-- begin DATA TO PROCESS --

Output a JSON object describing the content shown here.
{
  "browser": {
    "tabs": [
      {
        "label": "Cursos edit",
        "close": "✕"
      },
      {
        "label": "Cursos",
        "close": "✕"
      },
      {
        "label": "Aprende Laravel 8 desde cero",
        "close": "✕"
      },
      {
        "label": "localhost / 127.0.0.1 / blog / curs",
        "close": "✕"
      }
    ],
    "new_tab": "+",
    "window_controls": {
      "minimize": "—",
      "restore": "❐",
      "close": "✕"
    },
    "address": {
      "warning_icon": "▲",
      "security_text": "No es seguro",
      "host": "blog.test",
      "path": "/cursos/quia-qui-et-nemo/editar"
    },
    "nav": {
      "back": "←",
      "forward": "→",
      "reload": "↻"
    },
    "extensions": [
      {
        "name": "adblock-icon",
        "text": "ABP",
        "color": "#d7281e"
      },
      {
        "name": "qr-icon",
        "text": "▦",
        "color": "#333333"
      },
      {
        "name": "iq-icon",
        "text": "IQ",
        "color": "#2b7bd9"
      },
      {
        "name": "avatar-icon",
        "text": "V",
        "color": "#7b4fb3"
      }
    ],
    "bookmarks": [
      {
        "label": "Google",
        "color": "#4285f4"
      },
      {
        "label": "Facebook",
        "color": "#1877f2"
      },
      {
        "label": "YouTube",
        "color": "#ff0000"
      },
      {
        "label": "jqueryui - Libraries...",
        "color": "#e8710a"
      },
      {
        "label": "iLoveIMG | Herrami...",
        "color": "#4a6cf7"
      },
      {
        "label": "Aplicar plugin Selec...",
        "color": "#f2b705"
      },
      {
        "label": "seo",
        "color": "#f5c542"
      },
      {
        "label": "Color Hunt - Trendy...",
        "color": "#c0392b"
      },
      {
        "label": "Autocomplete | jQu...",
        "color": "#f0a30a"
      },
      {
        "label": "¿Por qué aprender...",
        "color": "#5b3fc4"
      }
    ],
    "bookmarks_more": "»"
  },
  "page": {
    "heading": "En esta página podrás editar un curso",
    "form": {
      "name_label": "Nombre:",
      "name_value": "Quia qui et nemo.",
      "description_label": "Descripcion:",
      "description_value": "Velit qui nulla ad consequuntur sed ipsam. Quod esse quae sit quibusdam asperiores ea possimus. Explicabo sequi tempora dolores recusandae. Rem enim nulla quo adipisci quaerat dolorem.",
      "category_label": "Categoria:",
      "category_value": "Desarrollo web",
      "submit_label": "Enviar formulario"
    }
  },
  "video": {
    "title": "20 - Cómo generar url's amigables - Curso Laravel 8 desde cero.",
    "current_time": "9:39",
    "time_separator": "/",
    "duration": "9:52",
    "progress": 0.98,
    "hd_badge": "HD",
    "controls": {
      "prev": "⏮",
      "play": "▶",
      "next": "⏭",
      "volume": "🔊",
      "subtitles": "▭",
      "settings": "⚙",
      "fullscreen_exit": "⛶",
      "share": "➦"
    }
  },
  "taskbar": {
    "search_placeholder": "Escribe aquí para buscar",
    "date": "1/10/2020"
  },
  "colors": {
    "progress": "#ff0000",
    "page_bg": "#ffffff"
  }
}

-- end DATA TO PROCESS --

> _TASK BRIEF_: Repeat the data precisely, reproducing every entry.

> _IN RESPONSE_:
Output a JSON object describing the content shown here.
{
  "browser": {
    "tabs": [
      {
        "label": "Cursos edit",
        "close": "✕"
      },
      {
        "label": "Cursos",
        "close": "✕"
      },
      {
        "label": "Aprende Laravel 8 desde cero",
        "close": "✕"
      },
      {
        "label": "localhost / 127.0.0.1 / blog / curs",
        "close": "✕"
      }
    ],
    "new_tab": "+",
    "window_controls": {
      "minimize": "—",
      "restore": "❐",
      "close": "✕"
    },
    "address": {
      "warning_icon": "▲",
      "security_text": "No es seguro",
      "host": "blog.test",
      "path": "/cursos/quia-qui-et-nemo/editar"
    },
    "nav": {
      "back": "←",
      "forward": "→",
      "reload": "↻"
    },
    "extensions": [
      {
        "name": "adblock-icon",
        "text": "ABP",
        "color": "#d7281e"
      },
      {
        "name": "qr-icon",
        "text": "▦",
        "color": "#333333"
      },
      {
        "name": "iq-icon",
        "text": "IQ",
        "color": "#2b7bd9"
      },
      {
        "name": "avatar-icon",
        "text": "V",
        "color": "#7b4fb3"
      }
    ],
    "bookmarks": [
      {
        "label": "Google",
        "color": "#4285f4"
      },
      {
        "label": "Facebook",
        "color": "#1877f2"
      },
      {
        "label": "YouTube",
        "color": "#ff0000"
      },
      {
        "label": "jqueryui - Libraries...",
        "color": "#e8710a"
      },
      {
        "label": "iLoveIMG | Herrami...",
        "color": "#4a6cf7"
      },
      {
        "label": "Aplicar plugin Selec...",
        "color": "#f2b705"
      },
      {
        "label": "seo",
        "color": "#f5c542"
      },
      {
        "label": "Color Hunt - Trendy...",
        "color": "#c0392b"
      },
      {
        "label": "Autocomplete | jQu...",
        "color": "#f0a30a"
      },
      {
        "label": "¿Por qué aprender...",
        "color": "#5b3fc4"
      }
    ],
    "bookmarks_more": "»"
  },
  "page": {
    "heading": "En esta página podrás editar un curso",
    "form": {
      "name_label": "Nombre:",
      "name_value": "Quia qui et nemo.",
      "description_label": "Descripcion:",
      "description_value": "Velit qui nulla ad consequuntur sed ipsam. Quod esse quae sit quibusdam asperiores ea possimus. Explicabo sequi tempora dolores recusandae. Rem enim nulla quo adipisci quaerat dolorem.",
      "category_label": "Categoria:",
      "category_value": "Desarrollo web",
      "submit_label": "Enviar formulario"
    }
  },
  "video": {
    "title": "20 - Cómo generar url's amigables - Curso Laravel 8 desde cero.",
    "current_time": "9:39",
    "time_separator": "/",
    "duration": "9:52",
    "progress": 0.98,
    "hd_badge": "HD",
    "controls": {
      "prev": "⏮",
      "play": "▶",
      "next": "⏭",
      "volume": "🔊",
      "subtitles": "▭",
      "settings": "⚙",
      "fullscreen_exit": "⛶",
      "share": "➦"
    }
  },
  "taskbar": {
    "search_placeholder": "Escribe aquí para buscar",
    "date": "1/10/2020"
  },
  "colors": {
    "progress": "#ff0000",
    "page_bg": "#ffffff"
  }
}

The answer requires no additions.